▶ **Exercise**
Scan the data below for the string "type". Copy every line where it appears.

··· Given data ···

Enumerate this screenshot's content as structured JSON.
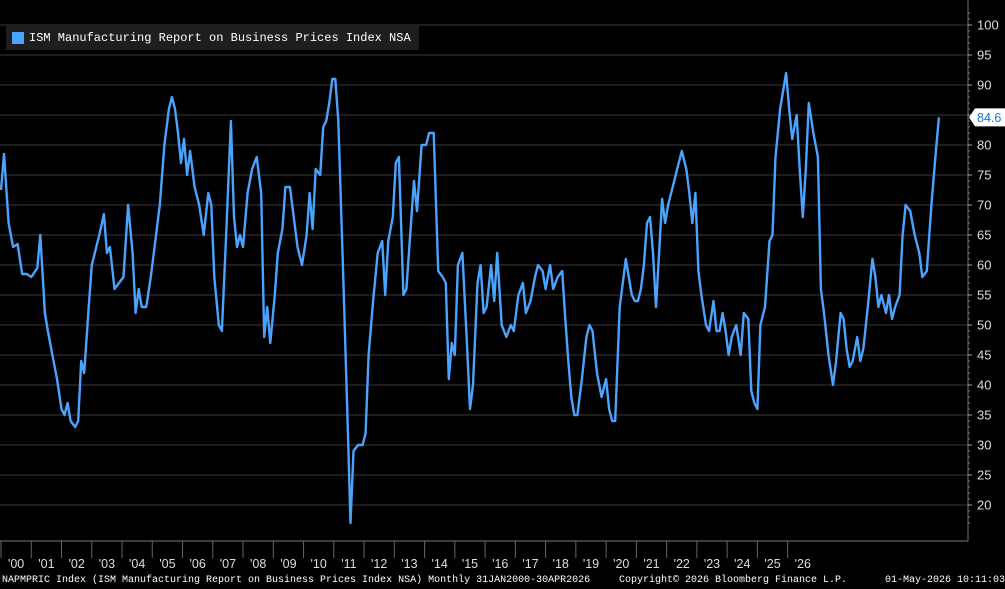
{
  "chart_data": {
    "type": "line",
    "title": "ISM Manufacturing Report on Business Prices Index NSA",
    "series": [
      {
        "name": "ISM Manufacturing Report on Business Prices Index NSA",
        "color": "#4aa3ff",
        "points": [
          [
            2000.0,
            72.5
          ],
          [
            2000.1,
            78.5
          ],
          [
            2000.25,
            67
          ],
          [
            2000.4,
            63
          ],
          [
            2000.55,
            63.5
          ],
          [
            2000.7,
            58.5
          ],
          [
            2000.85,
            58.5
          ],
          [
            2001.0,
            58
          ],
          [
            2001.2,
            59.5
          ],
          [
            2001.3,
            65
          ],
          [
            2001.45,
            52
          ],
          [
            2001.55,
            49
          ],
          [
            2001.7,
            45
          ],
          [
            2001.85,
            41
          ],
          [
            2002.0,
            36
          ],
          [
            2002.1,
            35
          ],
          [
            2002.2,
            37
          ],
          [
            2002.3,
            34
          ],
          [
            2002.45,
            33
          ],
          [
            2002.55,
            34
          ],
          [
            2002.65,
            44
          ],
          [
            2002.75,
            42
          ],
          [
            2002.9,
            53
          ],
          [
            2003.0,
            60
          ],
          [
            2003.25,
            65
          ],
          [
            2003.4,
            68.5
          ],
          [
            2003.5,
            62
          ],
          [
            2003.6,
            63
          ],
          [
            2003.75,
            56
          ],
          [
            2003.9,
            57
          ],
          [
            2004.05,
            58
          ],
          [
            2004.2,
            70
          ],
          [
            2004.35,
            62
          ],
          [
            2004.45,
            52
          ],
          [
            2004.55,
            56
          ],
          [
            2004.65,
            53
          ],
          [
            2004.8,
            53
          ],
          [
            2004.95,
            58
          ],
          [
            2005.1,
            64
          ],
          [
            2005.25,
            70
          ],
          [
            2005.4,
            80
          ],
          [
            2005.55,
            86
          ],
          [
            2005.65,
            88
          ],
          [
            2005.75,
            86
          ],
          [
            2005.85,
            82
          ],
          [
            2005.95,
            77
          ],
          [
            2006.05,
            81
          ],
          [
            2006.15,
            75
          ],
          [
            2006.25,
            79
          ],
          [
            2006.4,
            73
          ],
          [
            2006.55,
            70
          ],
          [
            2006.7,
            65
          ],
          [
            2006.85,
            72
          ],
          [
            2006.95,
            70
          ],
          [
            2007.05,
            58
          ],
          [
            2007.2,
            50
          ],
          [
            2007.3,
            49
          ],
          [
            2007.45,
            66
          ],
          [
            2007.6,
            84
          ],
          [
            2007.7,
            68
          ],
          [
            2007.8,
            63
          ],
          [
            2007.9,
            65
          ],
          [
            2008.0,
            63
          ],
          [
            2008.15,
            72
          ],
          [
            2008.3,
            76
          ],
          [
            2008.45,
            78
          ],
          [
            2008.6,
            72
          ],
          [
            2008.7,
            48
          ],
          [
            2008.8,
            53
          ],
          [
            2008.9,
            47
          ],
          [
            2009.05,
            55
          ],
          [
            2009.15,
            62
          ],
          [
            2009.3,
            66
          ],
          [
            2009.4,
            73
          ],
          [
            2009.55,
            73
          ],
          [
            2009.65,
            69
          ],
          [
            2009.8,
            63
          ],
          [
            2009.95,
            60
          ],
          [
            2010.1,
            65
          ],
          [
            2010.2,
            72
          ],
          [
            2010.3,
            66
          ],
          [
            2010.4,
            76
          ],
          [
            2010.55,
            75
          ],
          [
            2010.65,
            83
          ],
          [
            2010.75,
            84
          ],
          [
            2010.85,
            87
          ],
          [
            2010.95,
            91
          ],
          [
            2011.05,
            91
          ],
          [
            2011.15,
            84
          ],
          [
            2011.3,
            60
          ],
          [
            2011.45,
            35
          ],
          [
            2011.55,
            17
          ],
          [
            2011.65,
            29
          ],
          [
            2011.8,
            30
          ],
          [
            2011.95,
            30
          ],
          [
            2012.05,
            32
          ],
          [
            2012.15,
            45
          ],
          [
            2012.3,
            54
          ],
          [
            2012.45,
            62
          ],
          [
            2012.6,
            64
          ],
          [
            2012.7,
            55
          ],
          [
            2012.8,
            64
          ],
          [
            2012.95,
            68
          ],
          [
            2013.05,
            77
          ],
          [
            2013.15,
            78
          ],
          [
            2013.3,
            55
          ],
          [
            2013.4,
            56
          ],
          [
            2013.55,
            67
          ],
          [
            2013.65,
            74
          ],
          [
            2013.75,
            69
          ],
          [
            2013.9,
            80
          ],
          [
            2014.05,
            80
          ],
          [
            2014.15,
            82
          ],
          [
            2014.3,
            82
          ],
          [
            2014.45,
            59
          ],
          [
            2014.6,
            58
          ],
          [
            2014.7,
            57
          ],
          [
            2014.8,
            41
          ],
          [
            2014.9,
            47
          ],
          [
            2015.0,
            45
          ],
          [
            2015.1,
            60
          ],
          [
            2015.25,
            62
          ],
          [
            2015.4,
            47
          ],
          [
            2015.5,
            36
          ],
          [
            2015.6,
            40
          ],
          [
            2015.75,
            57
          ],
          [
            2015.85,
            60
          ],
          [
            2015.95,
            52
          ],
          [
            2016.05,
            53
          ],
          [
            2016.2,
            60
          ],
          [
            2016.3,
            54
          ],
          [
            2016.4,
            62
          ],
          [
            2016.55,
            50
          ],
          [
            2016.7,
            48
          ],
          [
            2016.85,
            50
          ],
          [
            2016.95,
            49
          ],
          [
            2017.1,
            55
          ],
          [
            2017.25,
            57
          ],
          [
            2017.35,
            52
          ],
          [
            2017.5,
            54
          ],
          [
            2017.65,
            58
          ],
          [
            2017.75,
            60
          ],
          [
            2017.9,
            59
          ],
          [
            2018.0,
            56
          ],
          [
            2018.15,
            60
          ],
          [
            2018.25,
            56
          ],
          [
            2018.4,
            58
          ],
          [
            2018.55,
            59
          ],
          [
            2018.65,
            51
          ],
          [
            2018.75,
            44
          ],
          [
            2018.85,
            38
          ],
          [
            2018.95,
            35
          ],
          [
            2019.05,
            35
          ],
          [
            2019.2,
            41
          ],
          [
            2019.35,
            48
          ],
          [
            2019.45,
            50
          ],
          [
            2019.55,
            49
          ],
          [
            2019.7,
            42
          ],
          [
            2019.85,
            38
          ],
          [
            2020.0,
            41
          ],
          [
            2020.1,
            36
          ],
          [
            2020.2,
            34
          ],
          [
            2020.3,
            34
          ],
          [
            2020.45,
            53
          ],
          [
            2020.55,
            57
          ],
          [
            2020.65,
            61
          ],
          [
            2020.75,
            58
          ],
          [
            2020.85,
            55
          ],
          [
            2020.95,
            54
          ],
          [
            2021.05,
            54
          ],
          [
            2021.15,
            56
          ],
          [
            2021.25,
            60
          ],
          [
            2021.35,
            67
          ],
          [
            2021.45,
            68
          ],
          [
            2021.55,
            62
          ],
          [
            2021.65,
            53
          ],
          [
            2021.75,
            62
          ],
          [
            2021.85,
            71
          ],
          [
            2021.95,
            67
          ],
          [
            2022.05,
            70
          ],
          [
            2022.2,
            73
          ],
          [
            2022.35,
            76
          ],
          [
            2022.5,
            79
          ],
          [
            2022.65,
            76
          ],
          [
            2022.75,
            72
          ],
          [
            2022.85,
            67
          ],
          [
            2022.95,
            72
          ],
          [
            2023.05,
            59
          ],
          [
            2023.15,
            55
          ],
          [
            2023.3,
            50
          ],
          [
            2023.4,
            49
          ],
          [
            2023.55,
            54
          ],
          [
            2023.65,
            49
          ],
          [
            2023.75,
            49
          ],
          [
            2023.85,
            52
          ],
          [
            2023.95,
            49
          ],
          [
            2024.05,
            45
          ],
          [
            2024.15,
            48
          ],
          [
            2024.3,
            50
          ],
          [
            2024.45,
            45
          ],
          [
            2024.55,
            52
          ],
          [
            2024.7,
            51
          ],
          [
            2024.8,
            39
          ],
          [
            2024.9,
            37
          ],
          [
            2025.0,
            36
          ],
          [
            2025.1,
            50
          ],
          [
            2025.25,
            53
          ],
          [
            2025.4,
            64
          ],
          [
            2025.5,
            65
          ],
          [
            2025.6,
            78
          ],
          [
            2025.75,
            86
          ],
          [
            2025.85,
            89
          ],
          [
            2025.95,
            92
          ],
          [
            2026.05,
            86
          ],
          [
            2026.15,
            81
          ],
          [
            2026.3,
            85
          ],
          [
            2026.4,
            76
          ],
          [
            2026.5,
            68
          ],
          [
            2026.6,
            76
          ],
          [
            2026.7,
            87
          ],
          [
            2026.85,
            82
          ],
          [
            2027.0,
            78
          ],
          [
            2027.1,
            56
          ],
          [
            2027.2,
            52
          ],
          [
            2027.35,
            45
          ],
          [
            2027.5,
            40
          ],
          [
            2027.6,
            44
          ],
          [
            2027.75,
            52
          ],
          [
            2027.85,
            51
          ],
          [
            2027.95,
            46
          ],
          [
            2028.05,
            43
          ],
          [
            2028.15,
            44
          ],
          [
            2028.3,
            48
          ],
          [
            2028.4,
            44
          ],
          [
            2028.5,
            46
          ],
          [
            2028.65,
            53
          ],
          [
            2028.8,
            61
          ],
          [
            2028.9,
            58
          ],
          [
            2029.0,
            53
          ],
          [
            2029.1,
            55
          ],
          [
            2029.25,
            52
          ],
          [
            2029.35,
            55
          ],
          [
            2029.45,
            51
          ],
          [
            2029.55,
            53
          ],
          [
            2029.7,
            55
          ],
          [
            2029.8,
            65
          ],
          [
            2029.9,
            70
          ],
          [
            2030.05,
            69
          ],
          [
            2030.2,
            65
          ],
          [
            2030.35,
            62
          ],
          [
            2030.45,
            58
          ],
          [
            2030.6,
            59
          ],
          [
            2030.75,
            70
          ],
          [
            2030.9,
            79
          ],
          [
            2031.0,
            84.6
          ]
        ]
      }
    ],
    "x_labels": [
      "'00",
      "'01",
      "'02",
      "'03",
      "'04",
      "'05",
      "'06",
      "'07",
      "'08",
      "'09",
      "'10",
      "'11",
      "'12",
      "'13",
      "'14",
      "'15",
      "'16",
      "'17",
      "'18",
      "'19",
      "'20",
      "'21",
      "'22",
      "'23",
      "'24",
      "'25",
      "'26"
    ],
    "yticks": [
      20,
      25,
      30,
      35,
      40,
      45,
      50,
      55,
      60,
      65,
      70,
      75,
      80,
      85,
      90,
      95,
      100
    ],
    "ylim": [
      15,
      102
    ],
    "last_value": "84.6",
    "grid": true
  },
  "footer": {
    "left": "NAPMPRIC Index (ISM Manufacturing Report on Business Prices Index NSA) Monthly 31JAN2000-30APR2026",
    "center": "Copyright© 2026 Bloomberg Finance L.P.",
    "right": "01-May-2026 10:11:03"
  }
}
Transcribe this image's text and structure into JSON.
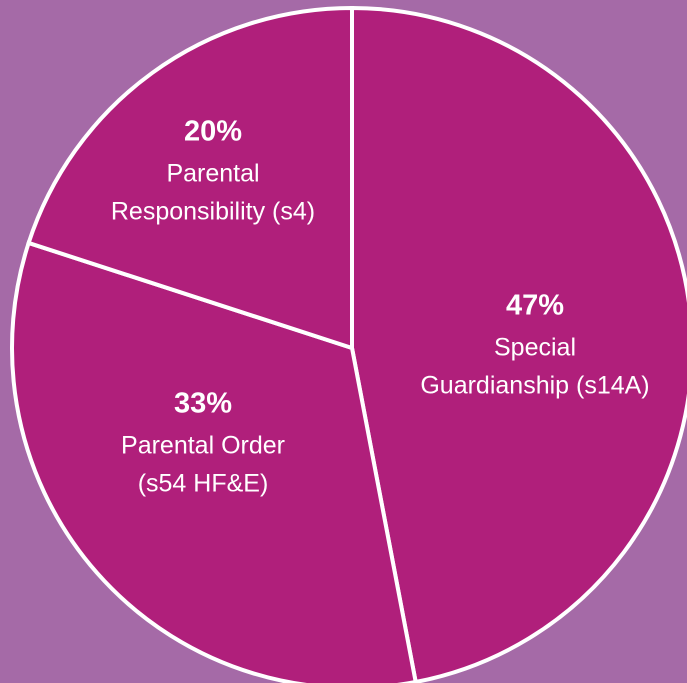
{
  "chart_data": {
    "type": "pie",
    "categories": [
      [
        "Special",
        "Guardianship (s14A)"
      ],
      [
        "Parental Order",
        "(s54 HF&E)"
      ],
      [
        "Parental",
        "Responsibility (s4)"
      ]
    ],
    "values": [
      47,
      33,
      20
    ],
    "value_labels": [
      "47%",
      "33%",
      "20%"
    ],
    "color": "#b01f7b",
    "background": "#a56aa7"
  }
}
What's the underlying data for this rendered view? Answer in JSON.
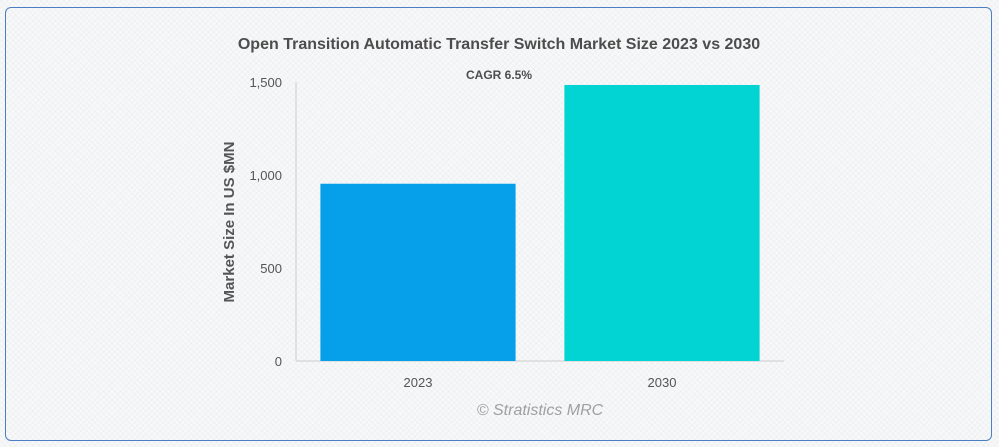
{
  "chart_data": {
    "type": "bar",
    "title": "Open Transition Automatic Transfer Switch Market Size 2023 vs 2030",
    "annotation": "CAGR 6.5%",
    "xlabel": "",
    "ylabel": "Market Size In US $MN",
    "categories": [
      "2023",
      "2030"
    ],
    "values": [
      953,
      1484
    ],
    "bar_colors": [
      "#069fea",
      "#02d4d4"
    ],
    "ylim": [
      0,
      1500
    ],
    "yticks": [
      0,
      500,
      1000,
      1500
    ],
    "ytick_labels": [
      "0",
      "500",
      "1,000",
      "1,500"
    ],
    "grid": false,
    "watermark": "© Stratistics MRC"
  }
}
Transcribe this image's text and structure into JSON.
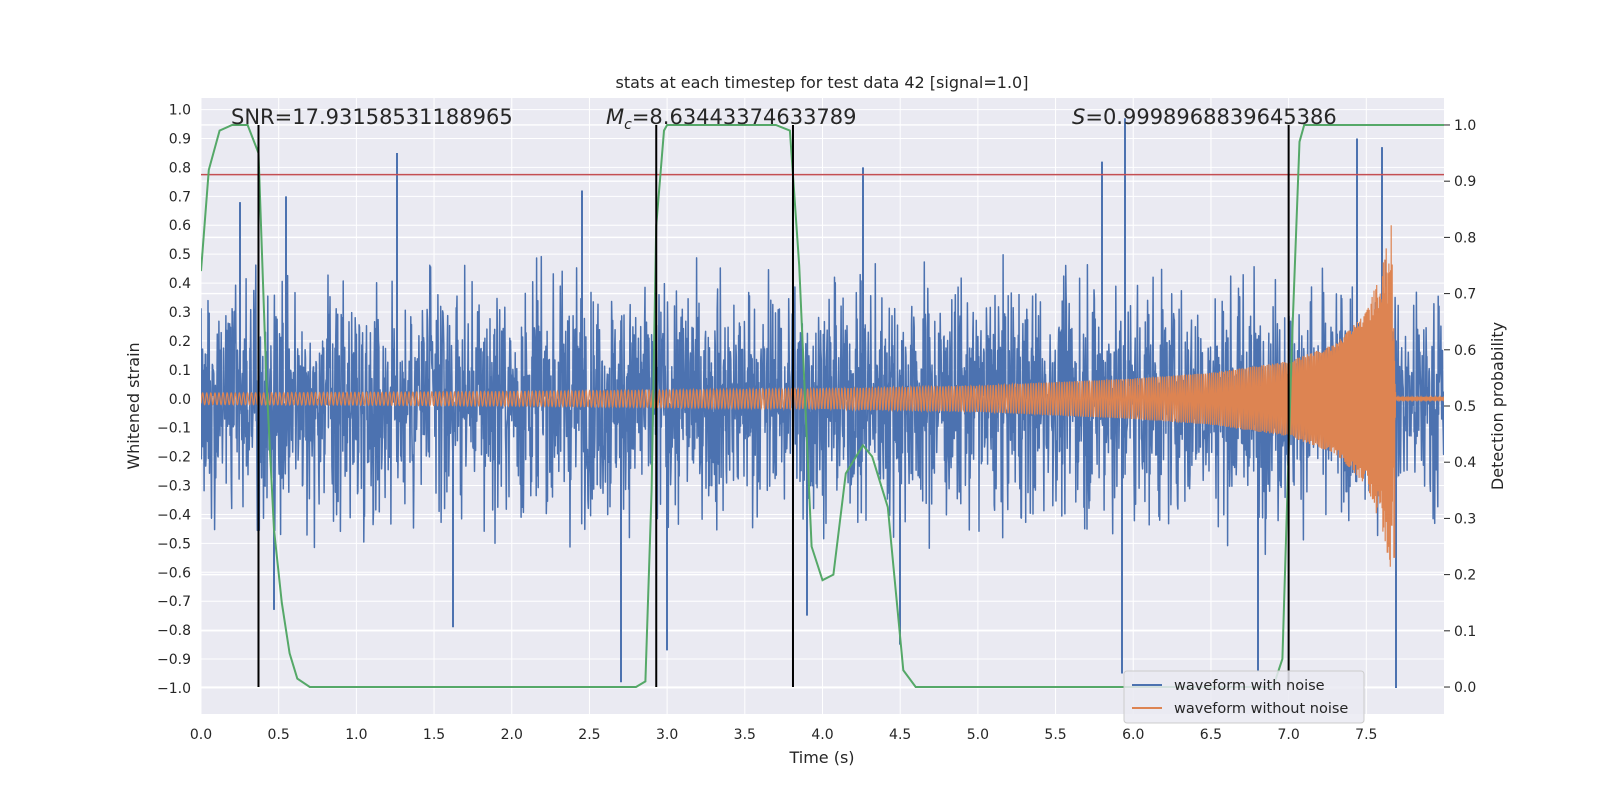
{
  "chart_data": {
    "type": "line",
    "title": "stats at each timestep for test data 42 [signal=1.0]",
    "xlabel": "Time (s)",
    "ylabel": "Whitened strain",
    "y2label": "Detection probability",
    "xlim": [
      0.0,
      8.0
    ],
    "ylim": [
      -1.09,
      1.04
    ],
    "y2lim": [
      -0.048,
      1.048
    ],
    "xticks": [
      "0.0",
      "0.5",
      "1.0",
      "1.5",
      "2.0",
      "2.5",
      "3.0",
      "3.5",
      "4.0",
      "4.5",
      "5.0",
      "5.5",
      "6.0",
      "6.5",
      "7.0",
      "7.5"
    ],
    "yticks": [
      "1.0",
      "0.9",
      "0.8",
      "0.7",
      "0.6",
      "0.5",
      "0.4",
      "0.3",
      "0.2",
      "0.1",
      "0.0",
      "-0.1",
      "-0.2",
      "-0.3",
      "-0.4",
      "-0.5",
      "-0.6",
      "-0.7",
      "-0.8",
      "-0.9",
      "-1.0"
    ],
    "y2ticks": [
      "1.0",
      "0.9",
      "0.8",
      "0.7",
      "0.6",
      "0.5",
      "0.4",
      "0.3",
      "0.2",
      "0.1",
      "0.0"
    ],
    "grid": true,
    "legend_position": "lower-right",
    "legend": [
      "waveform with noise",
      "waveform without noise"
    ],
    "annotations": {
      "snr_text": "SNR=17.93158531188965",
      "mc_symbol": "M",
      "mc_sub": "c",
      "mc_value": "=8.63443374633789",
      "s_symbol": "S",
      "s_value": "=0.9998968839645386"
    },
    "threshold_y": 0.775,
    "vertical_lines_x": [
      0.37,
      2.93,
      3.81,
      7.0
    ],
    "noise_series": {
      "name": "waveform with noise",
      "color": "#4c72b0",
      "peaks": [
        {
          "x": 0.25,
          "y": 0.68
        },
        {
          "x": 0.55,
          "y": 0.7
        },
        {
          "x": 1.26,
          "y": 0.85
        },
        {
          "x": 2.45,
          "y": 0.72
        },
        {
          "x": 4.26,
          "y": 0.8
        },
        {
          "x": 5.8,
          "y": 0.82
        },
        {
          "x": 5.95,
          "y": 0.97
        },
        {
          "x": 7.44,
          "y": 0.9
        },
        {
          "x": 7.6,
          "y": 0.87
        }
      ],
      "troughs": [
        {
          "x": 0.47,
          "y": -0.73
        },
        {
          "x": 1.62,
          "y": -0.79
        },
        {
          "x": 2.7,
          "y": -0.98
        },
        {
          "x": 3.0,
          "y": -0.87
        },
        {
          "x": 3.9,
          "y": -0.75
        },
        {
          "x": 4.5,
          "y": -0.85
        },
        {
          "x": 5.93,
          "y": -0.95
        },
        {
          "x": 6.8,
          "y": -0.94
        },
        {
          "x": 7.69,
          "y": -1.0
        }
      ]
    },
    "clean_series": {
      "name": "waveform without noise",
      "color": "#dd8452",
      "x": [
        0.0,
        1.0,
        2.0,
        3.0,
        4.0,
        5.0,
        6.0,
        6.5,
        7.0,
        7.3,
        7.5,
        7.6,
        7.66,
        7.69,
        8.0
      ],
      "amplitude": [
        0.02,
        0.022,
        0.025,
        0.03,
        0.035,
        0.045,
        0.07,
        0.09,
        0.13,
        0.19,
        0.3,
        0.45,
        0.6,
        0.0,
        0.0
      ],
      "chirp_end_x": 7.69
    },
    "probability_series": {
      "name": "detection probability",
      "color": "#55a868",
      "x": [
        0.0,
        0.05,
        0.12,
        0.2,
        0.3,
        0.37,
        0.42,
        0.47,
        0.52,
        0.57,
        0.62,
        0.7,
        1.0,
        2.0,
        2.8,
        2.86,
        2.9,
        2.93,
        2.98,
        3.0,
        3.5,
        3.7,
        3.79,
        3.85,
        3.93,
        4.0,
        4.07,
        4.15,
        4.26,
        4.32,
        4.42,
        4.52,
        4.6,
        5.0,
        6.0,
        6.9,
        6.96,
        7.02,
        7.07,
        7.1,
        7.5,
        8.0
      ],
      "y": [
        0.74,
        0.92,
        0.99,
        1.0,
        1.0,
        0.95,
        0.55,
        0.28,
        0.15,
        0.06,
        0.015,
        0.0,
        0.0,
        0.0,
        0.0,
        0.01,
        0.35,
        0.82,
        0.99,
        1.0,
        1.0,
        1.0,
        0.99,
        0.75,
        0.25,
        0.19,
        0.2,
        0.38,
        0.43,
        0.41,
        0.32,
        0.03,
        0.0,
        0.0,
        0.0,
        0.0,
        0.05,
        0.6,
        0.97,
        1.0,
        1.0,
        1.0
      ]
    }
  }
}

···

▶ **Reply**
    "type": "line",
    "type": "pie",
    "type": "bar",
    "type": "line",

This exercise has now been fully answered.